BEGIN Records for the exercise

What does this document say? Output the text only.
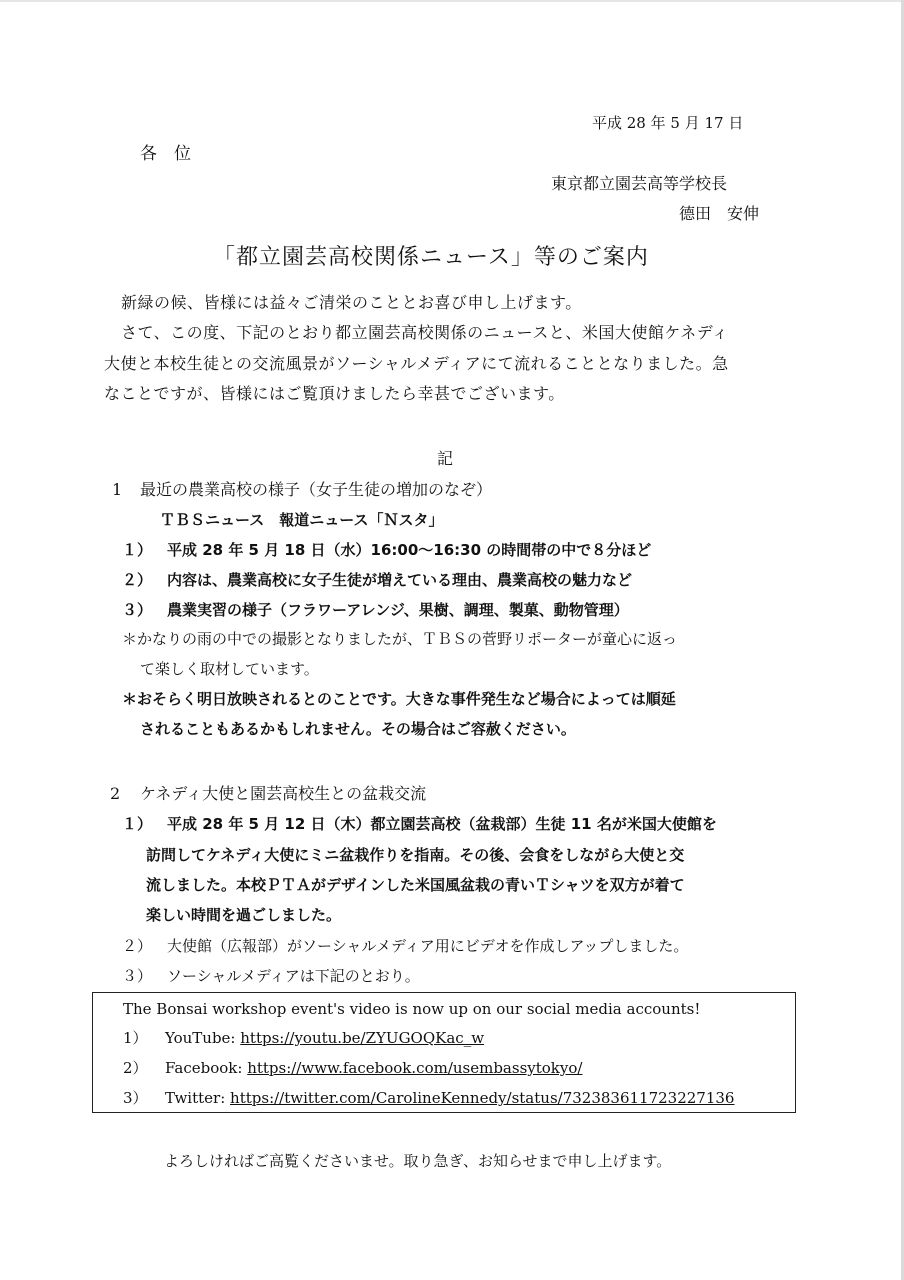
平成 28 年 5 月 17 日
各　位
東京都立園芸高等学校長
德田　安伸
「都立園芸高校関係ニュース」等のご案内
新緑の候、皆様には益々ご清栄のこととお喜び申し上げます。
さて、この度、下記のとおり都立園芸高校関係のニュースと、米国大使館ケネディ
大使と本校生徒との交流風景がソーシャルメディアにて流れることとなりました。急
なことですが、皆様にはご覧頂けましたら幸甚でございます。
記
1 最近の農業高校の様子（女子生徒の増加のなぞ）
ＴＢＳニュース　報道ニュース「Ｎスタ」
１） 平成 28 年 5 月 18 日（水）16:00～16:30 の時間帯の中で８分ほど
２） 内容は、農業高校に女子生徒が増えている理由、農業高校の魅力など
３） 農業実習の様子（フラワーアレンジ、果樹、調理、製菓、動物管理）
＊かなりの雨の中での撮影となりましたが、ＴＢＳの菅野リポーターが童心に返っ
て楽しく取材しています。
＊おそらく明日放映されるとのことです。大きな事件発生など場合によっては順延
されることもあるかもしれません。その場合はご容赦ください。
2 ケネディ大使と園芸高校生との盆栽交流
１） 平成 28 年 5 月 12 日（木）都立園芸高校（盆栽部）生徒 11 名が米国大使館を
訪問してケネディ大使にミニ盆栽作りを指南。その後、会食をしながら大使と交
流しました。本校ＰＴＡがデザインした米国風盆栽の青いＴシャツを双方が着て
楽しい時間を過ごしました。
２） 大使館（広報部）がソーシャルメディア用にビデオを作成しアップしました。
３） ソーシャルメディアは下記のとおり。
The Bonsai workshop event's video is now up on our social media accounts!
1） YouTube: https://youtu.be/ZYUGOQKac_w
2） Facebook: https://www.facebook.com/usembassytokyo/
3） Twitter: https://twitter.com/CarolineKennedy/status/732383611723227136
よろしければご高覧くださいませ。取り急ぎ、お知らせまで申し上げます。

END Records for the exercise

◆ **Given exercise**
Check each line of the records above for "https", and copy those that have it.

◆ **Full answer**
1） YouTube: https://youtu.be/ZYUGOQKac_w
2） Facebook: https://www.facebook.com/usembassytokyo/
3） Twitter: https://twitter.com/CarolineKennedy/status/732383611723227136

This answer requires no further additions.